Instructions for the task:
Return every line of the data below that includes the string "Sebastian".

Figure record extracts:
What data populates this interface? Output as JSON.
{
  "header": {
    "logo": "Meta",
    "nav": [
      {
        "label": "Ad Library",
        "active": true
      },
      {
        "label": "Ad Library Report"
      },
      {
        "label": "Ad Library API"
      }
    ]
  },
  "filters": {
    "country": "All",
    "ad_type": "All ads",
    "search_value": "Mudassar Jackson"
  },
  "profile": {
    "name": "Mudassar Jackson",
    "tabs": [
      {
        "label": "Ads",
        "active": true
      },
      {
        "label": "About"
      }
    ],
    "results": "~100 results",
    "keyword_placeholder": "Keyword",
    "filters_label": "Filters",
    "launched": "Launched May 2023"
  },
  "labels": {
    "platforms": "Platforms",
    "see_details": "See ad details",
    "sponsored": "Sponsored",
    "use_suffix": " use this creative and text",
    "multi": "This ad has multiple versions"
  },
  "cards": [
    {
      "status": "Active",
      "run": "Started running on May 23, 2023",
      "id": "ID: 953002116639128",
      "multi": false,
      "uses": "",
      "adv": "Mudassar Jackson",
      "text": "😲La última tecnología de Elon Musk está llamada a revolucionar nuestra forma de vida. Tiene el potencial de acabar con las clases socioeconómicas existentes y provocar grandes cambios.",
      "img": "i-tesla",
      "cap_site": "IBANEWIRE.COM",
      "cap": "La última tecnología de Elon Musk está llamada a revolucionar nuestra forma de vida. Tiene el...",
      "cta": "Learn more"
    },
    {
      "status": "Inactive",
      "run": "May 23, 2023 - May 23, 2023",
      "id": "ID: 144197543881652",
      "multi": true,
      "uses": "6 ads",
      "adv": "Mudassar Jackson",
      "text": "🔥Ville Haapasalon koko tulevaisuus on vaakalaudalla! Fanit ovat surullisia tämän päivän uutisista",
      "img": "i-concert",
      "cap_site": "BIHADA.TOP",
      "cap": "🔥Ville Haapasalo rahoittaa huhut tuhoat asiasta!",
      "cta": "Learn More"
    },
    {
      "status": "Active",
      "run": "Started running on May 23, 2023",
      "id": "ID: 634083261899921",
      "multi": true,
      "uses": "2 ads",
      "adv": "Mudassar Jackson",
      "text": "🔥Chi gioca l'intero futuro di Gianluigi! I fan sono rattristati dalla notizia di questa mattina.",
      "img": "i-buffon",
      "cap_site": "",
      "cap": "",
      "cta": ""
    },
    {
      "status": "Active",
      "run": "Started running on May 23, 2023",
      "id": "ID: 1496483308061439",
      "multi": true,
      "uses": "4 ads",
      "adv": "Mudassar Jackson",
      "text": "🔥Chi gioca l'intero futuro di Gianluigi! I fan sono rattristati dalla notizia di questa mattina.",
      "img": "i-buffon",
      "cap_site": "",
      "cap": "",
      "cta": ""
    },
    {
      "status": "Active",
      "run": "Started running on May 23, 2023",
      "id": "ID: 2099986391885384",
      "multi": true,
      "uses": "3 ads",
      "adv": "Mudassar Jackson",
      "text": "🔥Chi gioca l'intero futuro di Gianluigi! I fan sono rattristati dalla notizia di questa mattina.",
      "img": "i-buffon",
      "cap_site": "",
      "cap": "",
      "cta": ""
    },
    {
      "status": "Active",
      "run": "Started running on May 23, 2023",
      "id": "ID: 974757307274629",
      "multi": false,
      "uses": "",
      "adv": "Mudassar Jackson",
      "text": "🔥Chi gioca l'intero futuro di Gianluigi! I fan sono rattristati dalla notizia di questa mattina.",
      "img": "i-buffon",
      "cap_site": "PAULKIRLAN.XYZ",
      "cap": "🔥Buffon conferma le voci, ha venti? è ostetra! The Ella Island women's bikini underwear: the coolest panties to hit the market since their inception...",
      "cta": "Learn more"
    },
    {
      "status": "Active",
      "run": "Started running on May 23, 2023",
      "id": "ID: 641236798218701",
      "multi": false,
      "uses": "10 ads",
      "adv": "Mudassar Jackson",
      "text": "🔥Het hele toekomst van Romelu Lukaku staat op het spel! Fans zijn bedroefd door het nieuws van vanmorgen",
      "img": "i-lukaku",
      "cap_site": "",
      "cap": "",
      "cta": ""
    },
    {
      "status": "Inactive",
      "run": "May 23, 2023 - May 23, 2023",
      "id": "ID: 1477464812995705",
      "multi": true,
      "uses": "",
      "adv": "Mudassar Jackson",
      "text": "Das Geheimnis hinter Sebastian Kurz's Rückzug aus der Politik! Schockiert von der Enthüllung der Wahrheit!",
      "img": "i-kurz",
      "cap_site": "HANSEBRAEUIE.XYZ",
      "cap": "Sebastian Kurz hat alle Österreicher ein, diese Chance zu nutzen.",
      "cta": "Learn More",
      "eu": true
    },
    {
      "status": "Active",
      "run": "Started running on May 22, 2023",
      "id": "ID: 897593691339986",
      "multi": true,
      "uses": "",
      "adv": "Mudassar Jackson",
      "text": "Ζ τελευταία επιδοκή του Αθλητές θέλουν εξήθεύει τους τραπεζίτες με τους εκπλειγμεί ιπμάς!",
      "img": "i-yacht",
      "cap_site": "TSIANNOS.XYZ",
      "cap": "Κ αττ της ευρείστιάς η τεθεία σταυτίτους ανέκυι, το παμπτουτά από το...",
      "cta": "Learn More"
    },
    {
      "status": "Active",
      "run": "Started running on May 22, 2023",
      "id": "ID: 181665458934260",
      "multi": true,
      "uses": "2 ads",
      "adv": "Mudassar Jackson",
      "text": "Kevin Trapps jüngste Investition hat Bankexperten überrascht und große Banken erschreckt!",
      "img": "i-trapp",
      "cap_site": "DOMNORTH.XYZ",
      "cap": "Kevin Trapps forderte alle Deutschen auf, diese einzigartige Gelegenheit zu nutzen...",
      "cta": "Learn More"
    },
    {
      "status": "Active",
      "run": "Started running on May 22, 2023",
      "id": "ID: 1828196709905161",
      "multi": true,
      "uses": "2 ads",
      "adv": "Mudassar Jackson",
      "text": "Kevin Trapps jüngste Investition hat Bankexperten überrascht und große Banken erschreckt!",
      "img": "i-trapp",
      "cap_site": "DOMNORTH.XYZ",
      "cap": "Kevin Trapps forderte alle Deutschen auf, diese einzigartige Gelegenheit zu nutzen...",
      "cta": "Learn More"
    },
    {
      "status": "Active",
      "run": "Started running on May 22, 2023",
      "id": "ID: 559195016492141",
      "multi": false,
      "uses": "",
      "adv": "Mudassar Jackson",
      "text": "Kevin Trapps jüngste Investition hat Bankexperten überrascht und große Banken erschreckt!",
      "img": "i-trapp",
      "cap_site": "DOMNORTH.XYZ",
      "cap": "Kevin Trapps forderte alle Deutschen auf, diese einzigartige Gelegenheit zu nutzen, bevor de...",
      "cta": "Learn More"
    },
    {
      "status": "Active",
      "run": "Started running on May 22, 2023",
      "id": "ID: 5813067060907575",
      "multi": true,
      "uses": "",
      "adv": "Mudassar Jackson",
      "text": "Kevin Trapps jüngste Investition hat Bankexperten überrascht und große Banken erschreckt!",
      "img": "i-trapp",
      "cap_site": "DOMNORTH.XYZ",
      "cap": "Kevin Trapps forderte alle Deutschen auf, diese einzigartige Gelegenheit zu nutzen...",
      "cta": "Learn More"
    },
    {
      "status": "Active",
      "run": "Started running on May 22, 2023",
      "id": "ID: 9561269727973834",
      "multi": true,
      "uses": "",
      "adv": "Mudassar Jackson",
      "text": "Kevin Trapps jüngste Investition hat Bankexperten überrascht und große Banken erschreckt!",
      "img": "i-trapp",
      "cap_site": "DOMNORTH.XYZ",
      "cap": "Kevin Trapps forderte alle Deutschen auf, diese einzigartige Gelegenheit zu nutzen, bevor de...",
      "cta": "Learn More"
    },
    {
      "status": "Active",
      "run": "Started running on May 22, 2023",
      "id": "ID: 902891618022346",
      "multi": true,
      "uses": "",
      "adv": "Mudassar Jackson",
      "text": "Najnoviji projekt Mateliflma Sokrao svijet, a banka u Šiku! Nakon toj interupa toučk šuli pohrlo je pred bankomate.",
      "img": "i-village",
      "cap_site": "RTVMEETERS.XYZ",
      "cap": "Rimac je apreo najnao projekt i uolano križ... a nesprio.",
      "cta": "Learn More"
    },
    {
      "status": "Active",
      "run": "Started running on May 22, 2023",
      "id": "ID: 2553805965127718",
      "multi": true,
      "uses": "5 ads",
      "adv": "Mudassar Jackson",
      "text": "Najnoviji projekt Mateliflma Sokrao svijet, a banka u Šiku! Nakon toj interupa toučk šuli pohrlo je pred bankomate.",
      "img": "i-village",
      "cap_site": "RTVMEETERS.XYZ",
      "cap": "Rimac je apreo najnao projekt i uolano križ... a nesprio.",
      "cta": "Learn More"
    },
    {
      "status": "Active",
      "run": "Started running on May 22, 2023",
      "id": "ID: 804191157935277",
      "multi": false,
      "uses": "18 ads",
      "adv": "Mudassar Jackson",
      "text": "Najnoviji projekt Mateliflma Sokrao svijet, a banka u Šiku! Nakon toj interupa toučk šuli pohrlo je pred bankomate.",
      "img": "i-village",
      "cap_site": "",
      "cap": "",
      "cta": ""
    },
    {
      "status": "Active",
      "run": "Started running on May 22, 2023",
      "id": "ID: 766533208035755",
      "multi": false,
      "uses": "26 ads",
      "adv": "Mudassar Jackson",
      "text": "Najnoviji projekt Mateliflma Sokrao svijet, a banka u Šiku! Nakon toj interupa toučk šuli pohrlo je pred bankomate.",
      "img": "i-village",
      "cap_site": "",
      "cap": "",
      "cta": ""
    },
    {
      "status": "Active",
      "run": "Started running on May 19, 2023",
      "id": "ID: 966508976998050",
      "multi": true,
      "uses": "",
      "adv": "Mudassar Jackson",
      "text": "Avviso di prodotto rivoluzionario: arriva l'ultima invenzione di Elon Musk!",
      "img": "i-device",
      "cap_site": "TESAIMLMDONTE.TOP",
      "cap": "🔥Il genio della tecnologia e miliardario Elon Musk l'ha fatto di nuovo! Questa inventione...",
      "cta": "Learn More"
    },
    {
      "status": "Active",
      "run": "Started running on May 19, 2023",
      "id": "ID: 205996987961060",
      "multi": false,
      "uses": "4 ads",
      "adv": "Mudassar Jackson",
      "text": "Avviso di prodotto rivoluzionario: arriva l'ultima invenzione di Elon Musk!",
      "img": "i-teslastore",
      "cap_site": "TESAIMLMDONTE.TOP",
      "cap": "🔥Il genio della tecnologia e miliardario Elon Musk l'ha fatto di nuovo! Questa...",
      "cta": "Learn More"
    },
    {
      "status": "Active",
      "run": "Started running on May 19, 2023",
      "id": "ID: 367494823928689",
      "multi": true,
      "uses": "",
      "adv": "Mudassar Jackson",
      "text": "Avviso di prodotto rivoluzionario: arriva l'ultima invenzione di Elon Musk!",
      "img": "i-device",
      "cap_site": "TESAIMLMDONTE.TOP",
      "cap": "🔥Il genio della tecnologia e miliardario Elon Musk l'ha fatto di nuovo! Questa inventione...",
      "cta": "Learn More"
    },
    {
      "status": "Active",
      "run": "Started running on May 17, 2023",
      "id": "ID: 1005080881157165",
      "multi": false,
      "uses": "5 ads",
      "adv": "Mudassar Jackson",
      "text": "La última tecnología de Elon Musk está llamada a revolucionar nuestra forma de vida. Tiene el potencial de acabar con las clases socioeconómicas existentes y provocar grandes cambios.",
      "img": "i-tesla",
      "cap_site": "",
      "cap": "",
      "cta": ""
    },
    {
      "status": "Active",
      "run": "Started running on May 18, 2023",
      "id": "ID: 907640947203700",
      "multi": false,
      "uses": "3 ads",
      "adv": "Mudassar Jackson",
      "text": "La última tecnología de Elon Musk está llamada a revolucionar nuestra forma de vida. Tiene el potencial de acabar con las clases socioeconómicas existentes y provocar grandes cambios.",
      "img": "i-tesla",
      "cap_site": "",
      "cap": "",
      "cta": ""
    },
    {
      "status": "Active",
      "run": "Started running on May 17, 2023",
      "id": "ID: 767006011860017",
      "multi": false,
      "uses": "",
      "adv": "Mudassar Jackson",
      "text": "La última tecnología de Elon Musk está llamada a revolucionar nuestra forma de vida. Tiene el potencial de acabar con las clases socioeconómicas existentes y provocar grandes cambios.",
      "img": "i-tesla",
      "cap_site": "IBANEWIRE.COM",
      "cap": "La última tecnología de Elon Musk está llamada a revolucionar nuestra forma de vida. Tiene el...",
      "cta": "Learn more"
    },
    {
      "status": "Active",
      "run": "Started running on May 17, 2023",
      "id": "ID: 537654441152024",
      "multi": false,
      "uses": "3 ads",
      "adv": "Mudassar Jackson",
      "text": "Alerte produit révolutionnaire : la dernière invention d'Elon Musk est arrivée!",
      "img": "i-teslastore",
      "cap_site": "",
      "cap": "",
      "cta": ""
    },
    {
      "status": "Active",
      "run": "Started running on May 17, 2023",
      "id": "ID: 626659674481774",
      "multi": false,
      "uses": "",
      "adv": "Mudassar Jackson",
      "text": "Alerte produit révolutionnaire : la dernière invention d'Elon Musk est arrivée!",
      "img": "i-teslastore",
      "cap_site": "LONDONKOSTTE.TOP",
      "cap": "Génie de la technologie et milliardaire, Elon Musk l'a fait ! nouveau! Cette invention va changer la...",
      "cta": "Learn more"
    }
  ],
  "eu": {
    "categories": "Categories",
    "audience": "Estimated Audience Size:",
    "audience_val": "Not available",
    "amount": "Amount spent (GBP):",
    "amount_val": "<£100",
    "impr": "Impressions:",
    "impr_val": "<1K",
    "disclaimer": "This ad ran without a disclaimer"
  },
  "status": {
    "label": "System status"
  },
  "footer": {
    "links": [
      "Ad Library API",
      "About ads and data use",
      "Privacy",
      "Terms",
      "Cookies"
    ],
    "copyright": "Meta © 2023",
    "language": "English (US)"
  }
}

Complete response:
      "text": "Das Geheimnis hinter Sebastian Kurz's Rückzug aus der Politik! Schockiert von der Enthüllung der Wahrheit!",
      "cap": "Sebastian Kurz hat alle Österreicher ein, diese Chance zu nutzen.",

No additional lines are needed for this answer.